Data listing
────
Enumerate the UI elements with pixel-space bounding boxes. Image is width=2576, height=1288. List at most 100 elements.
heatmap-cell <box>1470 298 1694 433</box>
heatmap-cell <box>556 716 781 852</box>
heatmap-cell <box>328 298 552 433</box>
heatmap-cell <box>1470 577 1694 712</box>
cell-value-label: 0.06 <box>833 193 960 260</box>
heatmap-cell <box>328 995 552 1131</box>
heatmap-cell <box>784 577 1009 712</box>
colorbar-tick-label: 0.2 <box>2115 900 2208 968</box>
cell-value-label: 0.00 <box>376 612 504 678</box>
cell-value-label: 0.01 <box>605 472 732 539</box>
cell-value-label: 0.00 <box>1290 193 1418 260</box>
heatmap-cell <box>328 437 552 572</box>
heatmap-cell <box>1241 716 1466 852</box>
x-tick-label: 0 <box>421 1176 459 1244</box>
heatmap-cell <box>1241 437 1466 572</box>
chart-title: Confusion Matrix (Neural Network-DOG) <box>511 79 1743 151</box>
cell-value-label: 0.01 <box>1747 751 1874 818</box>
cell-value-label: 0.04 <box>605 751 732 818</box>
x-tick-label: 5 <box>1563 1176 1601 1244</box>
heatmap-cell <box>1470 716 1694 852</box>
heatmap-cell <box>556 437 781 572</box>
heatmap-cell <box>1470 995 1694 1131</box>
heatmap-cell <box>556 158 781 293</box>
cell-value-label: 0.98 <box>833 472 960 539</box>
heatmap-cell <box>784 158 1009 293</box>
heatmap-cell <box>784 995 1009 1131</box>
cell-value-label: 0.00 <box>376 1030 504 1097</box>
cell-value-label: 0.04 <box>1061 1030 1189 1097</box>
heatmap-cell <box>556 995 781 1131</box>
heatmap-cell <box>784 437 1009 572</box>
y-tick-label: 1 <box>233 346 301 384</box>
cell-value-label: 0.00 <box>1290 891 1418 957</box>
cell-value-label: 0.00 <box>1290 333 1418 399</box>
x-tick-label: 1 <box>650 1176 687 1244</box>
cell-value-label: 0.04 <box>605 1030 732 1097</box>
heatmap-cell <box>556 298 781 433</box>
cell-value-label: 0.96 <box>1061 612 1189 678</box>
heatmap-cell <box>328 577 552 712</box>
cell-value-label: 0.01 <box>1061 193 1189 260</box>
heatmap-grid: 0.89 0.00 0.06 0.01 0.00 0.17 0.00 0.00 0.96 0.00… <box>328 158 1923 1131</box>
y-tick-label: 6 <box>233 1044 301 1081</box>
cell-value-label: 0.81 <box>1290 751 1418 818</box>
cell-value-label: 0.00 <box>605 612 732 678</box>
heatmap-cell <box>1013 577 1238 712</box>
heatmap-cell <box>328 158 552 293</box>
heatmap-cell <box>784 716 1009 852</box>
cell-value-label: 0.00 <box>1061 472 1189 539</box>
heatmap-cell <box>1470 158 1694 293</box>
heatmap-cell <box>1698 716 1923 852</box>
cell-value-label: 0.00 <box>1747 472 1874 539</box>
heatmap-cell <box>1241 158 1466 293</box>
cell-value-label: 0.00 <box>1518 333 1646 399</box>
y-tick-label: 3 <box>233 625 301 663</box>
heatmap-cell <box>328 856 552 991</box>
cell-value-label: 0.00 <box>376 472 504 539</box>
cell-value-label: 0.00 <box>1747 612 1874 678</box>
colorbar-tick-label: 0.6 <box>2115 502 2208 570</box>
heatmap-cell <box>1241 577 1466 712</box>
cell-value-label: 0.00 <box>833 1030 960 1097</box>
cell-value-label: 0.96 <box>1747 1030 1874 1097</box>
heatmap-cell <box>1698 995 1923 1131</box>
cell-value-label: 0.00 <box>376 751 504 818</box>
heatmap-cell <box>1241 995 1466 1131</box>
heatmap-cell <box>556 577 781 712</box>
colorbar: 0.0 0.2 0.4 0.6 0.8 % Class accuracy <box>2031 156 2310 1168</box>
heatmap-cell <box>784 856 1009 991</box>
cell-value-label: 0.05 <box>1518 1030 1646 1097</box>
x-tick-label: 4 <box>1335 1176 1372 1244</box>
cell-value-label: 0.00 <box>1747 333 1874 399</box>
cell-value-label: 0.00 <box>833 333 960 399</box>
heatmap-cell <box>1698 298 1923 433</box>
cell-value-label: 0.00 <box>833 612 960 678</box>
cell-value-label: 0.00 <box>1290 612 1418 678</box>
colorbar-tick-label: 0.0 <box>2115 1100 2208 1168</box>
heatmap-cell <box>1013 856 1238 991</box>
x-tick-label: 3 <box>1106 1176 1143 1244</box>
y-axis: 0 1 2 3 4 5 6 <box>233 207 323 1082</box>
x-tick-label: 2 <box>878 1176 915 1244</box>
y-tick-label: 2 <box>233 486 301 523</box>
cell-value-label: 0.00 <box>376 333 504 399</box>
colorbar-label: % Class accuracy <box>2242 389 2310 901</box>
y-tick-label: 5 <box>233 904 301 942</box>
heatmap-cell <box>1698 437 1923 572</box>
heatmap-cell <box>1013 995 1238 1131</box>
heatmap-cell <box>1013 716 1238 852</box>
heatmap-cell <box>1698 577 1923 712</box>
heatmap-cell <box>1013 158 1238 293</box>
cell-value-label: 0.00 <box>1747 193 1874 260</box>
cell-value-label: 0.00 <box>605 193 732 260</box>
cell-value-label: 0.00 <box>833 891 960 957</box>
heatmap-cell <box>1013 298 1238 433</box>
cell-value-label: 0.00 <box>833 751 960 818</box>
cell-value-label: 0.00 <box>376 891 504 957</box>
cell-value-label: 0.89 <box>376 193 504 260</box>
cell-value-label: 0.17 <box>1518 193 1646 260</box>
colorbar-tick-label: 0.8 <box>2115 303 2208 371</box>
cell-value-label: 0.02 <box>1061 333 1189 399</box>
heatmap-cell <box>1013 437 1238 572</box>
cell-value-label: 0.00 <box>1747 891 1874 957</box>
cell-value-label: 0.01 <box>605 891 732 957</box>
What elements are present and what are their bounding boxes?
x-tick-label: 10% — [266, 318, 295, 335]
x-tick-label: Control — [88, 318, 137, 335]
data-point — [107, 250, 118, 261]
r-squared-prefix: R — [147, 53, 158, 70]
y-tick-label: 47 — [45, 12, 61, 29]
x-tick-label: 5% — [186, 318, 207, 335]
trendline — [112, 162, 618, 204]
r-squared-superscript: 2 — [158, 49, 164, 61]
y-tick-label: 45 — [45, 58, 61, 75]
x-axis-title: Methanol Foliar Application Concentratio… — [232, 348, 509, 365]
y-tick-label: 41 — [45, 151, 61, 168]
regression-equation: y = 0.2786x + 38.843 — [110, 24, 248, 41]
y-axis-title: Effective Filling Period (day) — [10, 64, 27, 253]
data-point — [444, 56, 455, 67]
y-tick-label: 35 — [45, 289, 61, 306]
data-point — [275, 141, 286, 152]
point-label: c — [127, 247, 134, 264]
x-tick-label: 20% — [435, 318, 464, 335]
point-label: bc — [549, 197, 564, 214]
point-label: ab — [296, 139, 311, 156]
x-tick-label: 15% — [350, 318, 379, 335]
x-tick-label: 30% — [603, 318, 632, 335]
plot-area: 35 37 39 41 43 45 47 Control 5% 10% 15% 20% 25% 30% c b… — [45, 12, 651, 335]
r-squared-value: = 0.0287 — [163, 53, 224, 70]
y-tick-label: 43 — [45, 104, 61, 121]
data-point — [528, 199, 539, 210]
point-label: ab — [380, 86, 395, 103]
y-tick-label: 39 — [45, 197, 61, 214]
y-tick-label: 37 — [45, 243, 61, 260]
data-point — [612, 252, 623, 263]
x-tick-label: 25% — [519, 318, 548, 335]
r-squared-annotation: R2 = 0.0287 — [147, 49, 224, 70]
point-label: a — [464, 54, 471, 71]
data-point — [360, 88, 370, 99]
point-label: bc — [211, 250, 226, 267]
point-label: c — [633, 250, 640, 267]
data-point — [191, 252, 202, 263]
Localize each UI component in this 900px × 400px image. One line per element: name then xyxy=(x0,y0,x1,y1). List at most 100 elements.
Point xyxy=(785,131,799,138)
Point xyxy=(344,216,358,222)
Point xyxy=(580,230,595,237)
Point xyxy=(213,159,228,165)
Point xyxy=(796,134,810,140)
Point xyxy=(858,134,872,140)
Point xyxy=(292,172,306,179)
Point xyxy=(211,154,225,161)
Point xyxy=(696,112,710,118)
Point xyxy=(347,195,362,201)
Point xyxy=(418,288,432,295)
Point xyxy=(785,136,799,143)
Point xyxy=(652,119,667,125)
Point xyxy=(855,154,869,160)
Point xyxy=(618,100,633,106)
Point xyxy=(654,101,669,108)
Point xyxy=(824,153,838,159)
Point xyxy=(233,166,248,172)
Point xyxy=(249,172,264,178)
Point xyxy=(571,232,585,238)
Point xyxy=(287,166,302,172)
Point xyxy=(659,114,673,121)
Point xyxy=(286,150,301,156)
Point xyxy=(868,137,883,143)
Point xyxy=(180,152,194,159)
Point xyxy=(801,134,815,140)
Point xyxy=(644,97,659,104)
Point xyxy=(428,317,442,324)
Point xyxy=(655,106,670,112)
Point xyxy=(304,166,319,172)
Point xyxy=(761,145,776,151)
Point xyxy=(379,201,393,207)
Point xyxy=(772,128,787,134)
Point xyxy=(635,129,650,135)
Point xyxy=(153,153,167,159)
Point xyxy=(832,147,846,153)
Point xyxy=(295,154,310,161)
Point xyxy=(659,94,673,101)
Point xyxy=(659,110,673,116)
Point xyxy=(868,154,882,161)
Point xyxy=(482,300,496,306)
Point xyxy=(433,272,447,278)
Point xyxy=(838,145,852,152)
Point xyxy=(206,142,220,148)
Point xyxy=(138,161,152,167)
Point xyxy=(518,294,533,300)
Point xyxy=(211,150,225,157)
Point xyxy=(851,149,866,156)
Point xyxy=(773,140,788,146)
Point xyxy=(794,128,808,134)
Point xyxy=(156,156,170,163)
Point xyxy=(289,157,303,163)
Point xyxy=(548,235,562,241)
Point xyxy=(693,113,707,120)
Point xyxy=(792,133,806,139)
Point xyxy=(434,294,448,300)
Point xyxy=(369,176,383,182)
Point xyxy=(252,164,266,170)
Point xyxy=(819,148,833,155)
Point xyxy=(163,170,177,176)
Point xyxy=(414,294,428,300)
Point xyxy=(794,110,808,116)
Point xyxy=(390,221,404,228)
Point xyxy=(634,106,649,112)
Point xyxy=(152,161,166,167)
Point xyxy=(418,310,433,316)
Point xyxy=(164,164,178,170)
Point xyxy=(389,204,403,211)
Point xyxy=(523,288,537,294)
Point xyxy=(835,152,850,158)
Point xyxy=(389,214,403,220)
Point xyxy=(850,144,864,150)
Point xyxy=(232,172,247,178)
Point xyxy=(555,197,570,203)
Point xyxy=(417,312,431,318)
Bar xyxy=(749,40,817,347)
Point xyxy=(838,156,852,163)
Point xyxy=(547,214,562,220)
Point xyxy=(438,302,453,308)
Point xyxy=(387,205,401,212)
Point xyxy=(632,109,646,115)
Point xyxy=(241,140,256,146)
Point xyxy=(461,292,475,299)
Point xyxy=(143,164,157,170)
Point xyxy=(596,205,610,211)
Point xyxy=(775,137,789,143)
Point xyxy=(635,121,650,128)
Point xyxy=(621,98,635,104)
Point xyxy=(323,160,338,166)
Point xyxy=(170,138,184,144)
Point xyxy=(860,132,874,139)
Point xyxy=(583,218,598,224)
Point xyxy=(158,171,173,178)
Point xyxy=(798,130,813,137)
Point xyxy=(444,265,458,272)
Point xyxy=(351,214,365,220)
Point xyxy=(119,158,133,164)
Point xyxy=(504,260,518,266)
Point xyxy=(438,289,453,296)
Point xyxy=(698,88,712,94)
────
#### [Written instruction]
Quote the records verbatim from the first line through the line containing "x-tick-label: 0 <box>421 1176 459 1244</box>", inclusive.

#### [Answer to the exercise]
Enumerate the UI elements with pixel-space bounding boxes. Image is width=2576, height=1288. List at most 100 elements.
heatmap-cell <box>1470 298 1694 433</box>
heatmap-cell <box>556 716 781 852</box>
heatmap-cell <box>328 298 552 433</box>
heatmap-cell <box>1470 577 1694 712</box>
cell-value-label: 0.06 <box>833 193 960 260</box>
heatmap-cell <box>328 995 552 1131</box>
heatmap-cell <box>784 577 1009 712</box>
colorbar-tick-label: 0.2 <box>2115 900 2208 968</box>
cell-value-label: 0.00 <box>376 612 504 678</box>
cell-value-label: 0.01 <box>605 472 732 539</box>
cell-value-label: 0.00 <box>1290 193 1418 260</box>
heatmap-cell <box>328 437 552 572</box>
heatmap-cell <box>1241 716 1466 852</box>
x-tick-label: 0 <box>421 1176 459 1244</box>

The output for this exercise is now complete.